Figure collection entries:

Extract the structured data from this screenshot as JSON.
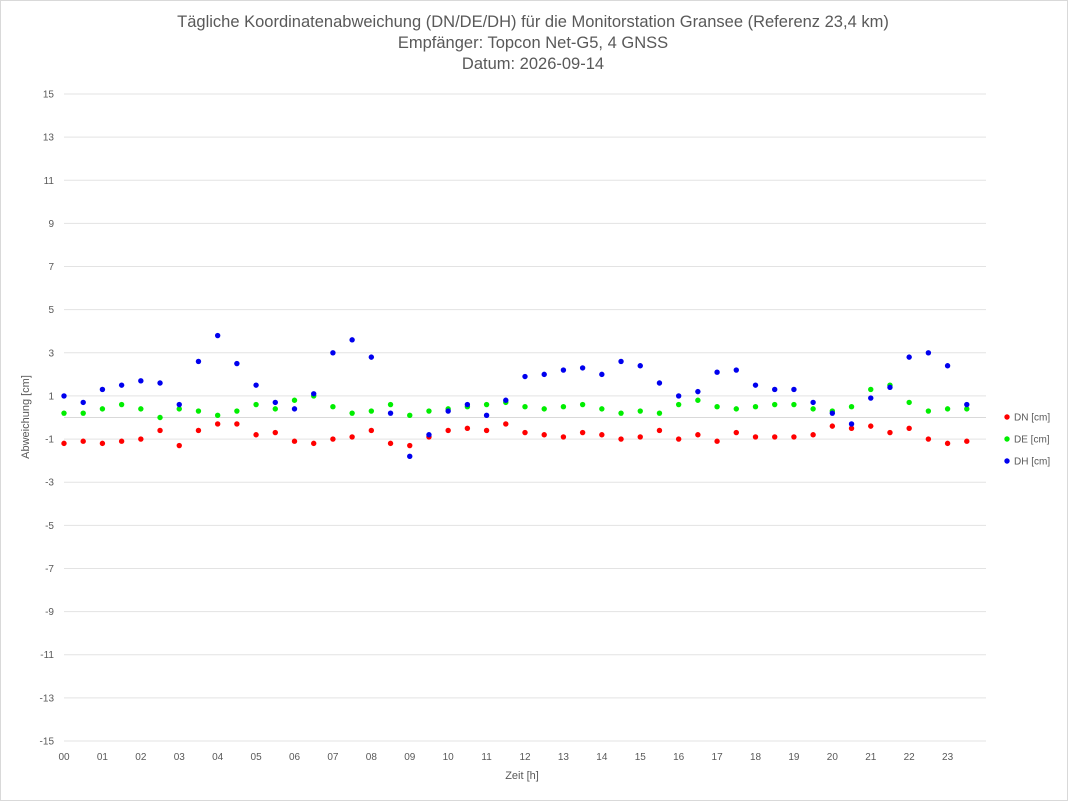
{
  "chart_data": {
    "type": "scatter",
    "title_lines": [
      "Tägliche Koordinatenabweichung (DN/DE/DH) für die Monitorstation Gransee (Referenz 23,4 km)",
      "Empfänger: Topcon Net-G5, 4 GNSS",
      "Datum: 2026-09-14"
    ],
    "xlabel": "Zeit [h]",
    "ylabel": "Abweichung [cm]",
    "xlim": [
      0,
      24
    ],
    "ylim": [
      -15,
      15
    ],
    "x_tick_labels": [
      "00",
      "01",
      "02",
      "03",
      "04",
      "05",
      "06",
      "07",
      "08",
      "09",
      "10",
      "11",
      "12",
      "13",
      "14",
      "15",
      "16",
      "17",
      "18",
      "19",
      "20",
      "21",
      "22",
      "23"
    ],
    "y_tick_labels": [
      "15",
      "13",
      "11",
      "9",
      "7",
      "5",
      "3",
      "1",
      "-1",
      "-3",
      "-5",
      "-7",
      "-9",
      "-11",
      "-13",
      "-15"
    ],
    "y_tick_values": [
      15,
      13,
      11,
      9,
      7,
      5,
      3,
      1,
      -1,
      -3,
      -5,
      -7,
      -9,
      -11,
      -13,
      -15
    ],
    "grid": "horizontal",
    "legend_position": "right",
    "series": [
      {
        "name": "DN [cm]",
        "color": "#ff0000",
        "points": [
          {
            "x": 0.0,
            "y": -1.2
          },
          {
            "x": 0.5,
            "y": -1.1
          },
          {
            "x": 1.0,
            "y": -1.2
          },
          {
            "x": 1.5,
            "y": -1.1
          },
          {
            "x": 2.0,
            "y": -1.0
          },
          {
            "x": 2.5,
            "y": -0.6
          },
          {
            "x": 3.0,
            "y": -1.3
          },
          {
            "x": 3.5,
            "y": -0.6
          },
          {
            "x": 4.0,
            "y": -0.3
          },
          {
            "x": 4.5,
            "y": -0.3
          },
          {
            "x": 5.0,
            "y": -0.8
          },
          {
            "x": 5.5,
            "y": -0.7
          },
          {
            "x": 6.0,
            "y": -1.1
          },
          {
            "x": 6.5,
            "y": -1.2
          },
          {
            "x": 7.0,
            "y": -1.0
          },
          {
            "x": 7.5,
            "y": -0.9
          },
          {
            "x": 8.0,
            "y": -0.6
          },
          {
            "x": 8.5,
            "y": -1.2
          },
          {
            "x": 9.0,
            "y": -1.3
          },
          {
            "x": 9.5,
            "y": -0.9
          },
          {
            "x": 10.0,
            "y": -0.6
          },
          {
            "x": 10.5,
            "y": -0.5
          },
          {
            "x": 11.0,
            "y": -0.6
          },
          {
            "x": 11.5,
            "y": -0.3
          },
          {
            "x": 12.0,
            "y": -0.7
          },
          {
            "x": 12.5,
            "y": -0.8
          },
          {
            "x": 13.0,
            "y": -0.9
          },
          {
            "x": 13.5,
            "y": -0.7
          },
          {
            "x": 14.0,
            "y": -0.8
          },
          {
            "x": 14.5,
            "y": -1.0
          },
          {
            "x": 15.0,
            "y": -0.9
          },
          {
            "x": 15.5,
            "y": -0.6
          },
          {
            "x": 16.0,
            "y": -1.0
          },
          {
            "x": 16.5,
            "y": -0.8
          },
          {
            "x": 17.0,
            "y": -1.1
          },
          {
            "x": 17.5,
            "y": -0.7
          },
          {
            "x": 18.0,
            "y": -0.9
          },
          {
            "x": 18.5,
            "y": -0.9
          },
          {
            "x": 19.0,
            "y": -0.9
          },
          {
            "x": 19.5,
            "y": -0.8
          },
          {
            "x": 20.0,
            "y": -0.4
          },
          {
            "x": 20.5,
            "y": -0.5
          },
          {
            "x": 21.0,
            "y": -0.4
          },
          {
            "x": 21.5,
            "y": -0.7
          },
          {
            "x": 22.0,
            "y": -0.5
          },
          {
            "x": 22.5,
            "y": -1.0
          },
          {
            "x": 23.0,
            "y": -1.2
          },
          {
            "x": 23.5,
            "y": -1.1
          }
        ]
      },
      {
        "name": "DE [cm]",
        "color": "#00ee00",
        "points": [
          {
            "x": 0.0,
            "y": 0.2
          },
          {
            "x": 0.5,
            "y": 0.2
          },
          {
            "x": 1.0,
            "y": 0.4
          },
          {
            "x": 1.5,
            "y": 0.6
          },
          {
            "x": 2.0,
            "y": 0.4
          },
          {
            "x": 2.5,
            "y": 0.0
          },
          {
            "x": 3.0,
            "y": 0.4
          },
          {
            "x": 3.5,
            "y": 0.3
          },
          {
            "x": 4.0,
            "y": 0.1
          },
          {
            "x": 4.5,
            "y": 0.3
          },
          {
            "x": 5.0,
            "y": 0.6
          },
          {
            "x": 5.5,
            "y": 0.4
          },
          {
            "x": 6.0,
            "y": 0.8
          },
          {
            "x": 6.5,
            "y": 1.0
          },
          {
            "x": 7.0,
            "y": 0.5
          },
          {
            "x": 7.5,
            "y": 0.2
          },
          {
            "x": 8.0,
            "y": 0.3
          },
          {
            "x": 8.5,
            "y": 0.6
          },
          {
            "x": 9.0,
            "y": 0.1
          },
          {
            "x": 9.5,
            "y": 0.3
          },
          {
            "x": 10.0,
            "y": 0.4
          },
          {
            "x": 10.5,
            "y": 0.5
          },
          {
            "x": 11.0,
            "y": 0.6
          },
          {
            "x": 11.5,
            "y": 0.7
          },
          {
            "x": 12.0,
            "y": 0.5
          },
          {
            "x": 12.5,
            "y": 0.4
          },
          {
            "x": 13.0,
            "y": 0.5
          },
          {
            "x": 13.5,
            "y": 0.6
          },
          {
            "x": 14.0,
            "y": 0.4
          },
          {
            "x": 14.5,
            "y": 0.2
          },
          {
            "x": 15.0,
            "y": 0.3
          },
          {
            "x": 15.5,
            "y": 0.2
          },
          {
            "x": 16.0,
            "y": 0.6
          },
          {
            "x": 16.5,
            "y": 0.8
          },
          {
            "x": 17.0,
            "y": 0.5
          },
          {
            "x": 17.5,
            "y": 0.4
          },
          {
            "x": 18.0,
            "y": 0.5
          },
          {
            "x": 18.5,
            "y": 0.6
          },
          {
            "x": 19.0,
            "y": 0.6
          },
          {
            "x": 19.5,
            "y": 0.4
          },
          {
            "x": 20.0,
            "y": 0.3
          },
          {
            "x": 20.5,
            "y": 0.5
          },
          {
            "x": 21.0,
            "y": 1.3
          },
          {
            "x": 21.5,
            "y": 1.5
          },
          {
            "x": 22.0,
            "y": 0.7
          },
          {
            "x": 22.5,
            "y": 0.3
          },
          {
            "x": 23.0,
            "y": 0.4
          },
          {
            "x": 23.5,
            "y": 0.4
          }
        ]
      },
      {
        "name": "DH [cm]",
        "color": "#0000ee",
        "points": [
          {
            "x": 0.0,
            "y": 1.0
          },
          {
            "x": 0.5,
            "y": 0.7
          },
          {
            "x": 1.0,
            "y": 1.3
          },
          {
            "x": 1.5,
            "y": 1.5
          },
          {
            "x": 2.0,
            "y": 1.7
          },
          {
            "x": 2.5,
            "y": 1.6
          },
          {
            "x": 3.0,
            "y": 0.6
          },
          {
            "x": 3.5,
            "y": 2.6
          },
          {
            "x": 4.0,
            "y": 3.8
          },
          {
            "x": 4.5,
            "y": 2.5
          },
          {
            "x": 5.0,
            "y": 1.5
          },
          {
            "x": 5.5,
            "y": 0.7
          },
          {
            "x": 6.0,
            "y": 0.4
          },
          {
            "x": 6.5,
            "y": 1.1
          },
          {
            "x": 7.0,
            "y": 3.0
          },
          {
            "x": 7.5,
            "y": 3.6
          },
          {
            "x": 8.0,
            "y": 2.8
          },
          {
            "x": 8.5,
            "y": 0.2
          },
          {
            "x": 9.0,
            "y": -1.8
          },
          {
            "x": 9.5,
            "y": -0.8
          },
          {
            "x": 10.0,
            "y": 0.3
          },
          {
            "x": 10.5,
            "y": 0.6
          },
          {
            "x": 11.0,
            "y": 0.1
          },
          {
            "x": 11.5,
            "y": 0.8
          },
          {
            "x": 12.0,
            "y": 1.9
          },
          {
            "x": 12.5,
            "y": 2.0
          },
          {
            "x": 13.0,
            "y": 2.2
          },
          {
            "x": 13.5,
            "y": 2.3
          },
          {
            "x": 14.0,
            "y": 2.0
          },
          {
            "x": 14.5,
            "y": 2.6
          },
          {
            "x": 15.0,
            "y": 2.4
          },
          {
            "x": 15.5,
            "y": 1.6
          },
          {
            "x": 16.0,
            "y": 1.0
          },
          {
            "x": 16.5,
            "y": 1.2
          },
          {
            "x": 17.0,
            "y": 2.1
          },
          {
            "x": 17.5,
            "y": 2.2
          },
          {
            "x": 18.0,
            "y": 1.5
          },
          {
            "x": 18.5,
            "y": 1.3
          },
          {
            "x": 19.0,
            "y": 1.3
          },
          {
            "x": 19.5,
            "y": 0.7
          },
          {
            "x": 20.0,
            "y": 0.2
          },
          {
            "x": 20.5,
            "y": -0.3
          },
          {
            "x": 21.0,
            "y": 0.9
          },
          {
            "x": 21.5,
            "y": 1.4
          },
          {
            "x": 22.0,
            "y": 2.8
          },
          {
            "x": 22.5,
            "y": 3.0
          },
          {
            "x": 23.0,
            "y": 2.4
          },
          {
            "x": 23.5,
            "y": 0.6
          }
        ]
      }
    ]
  }
}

Task requirements: Where a line of the entries contains the word "color", copy that line.

Response to this exercise:
        "color": "#ff0000",
        "color": "#00ee00",
        "color": "#0000ee",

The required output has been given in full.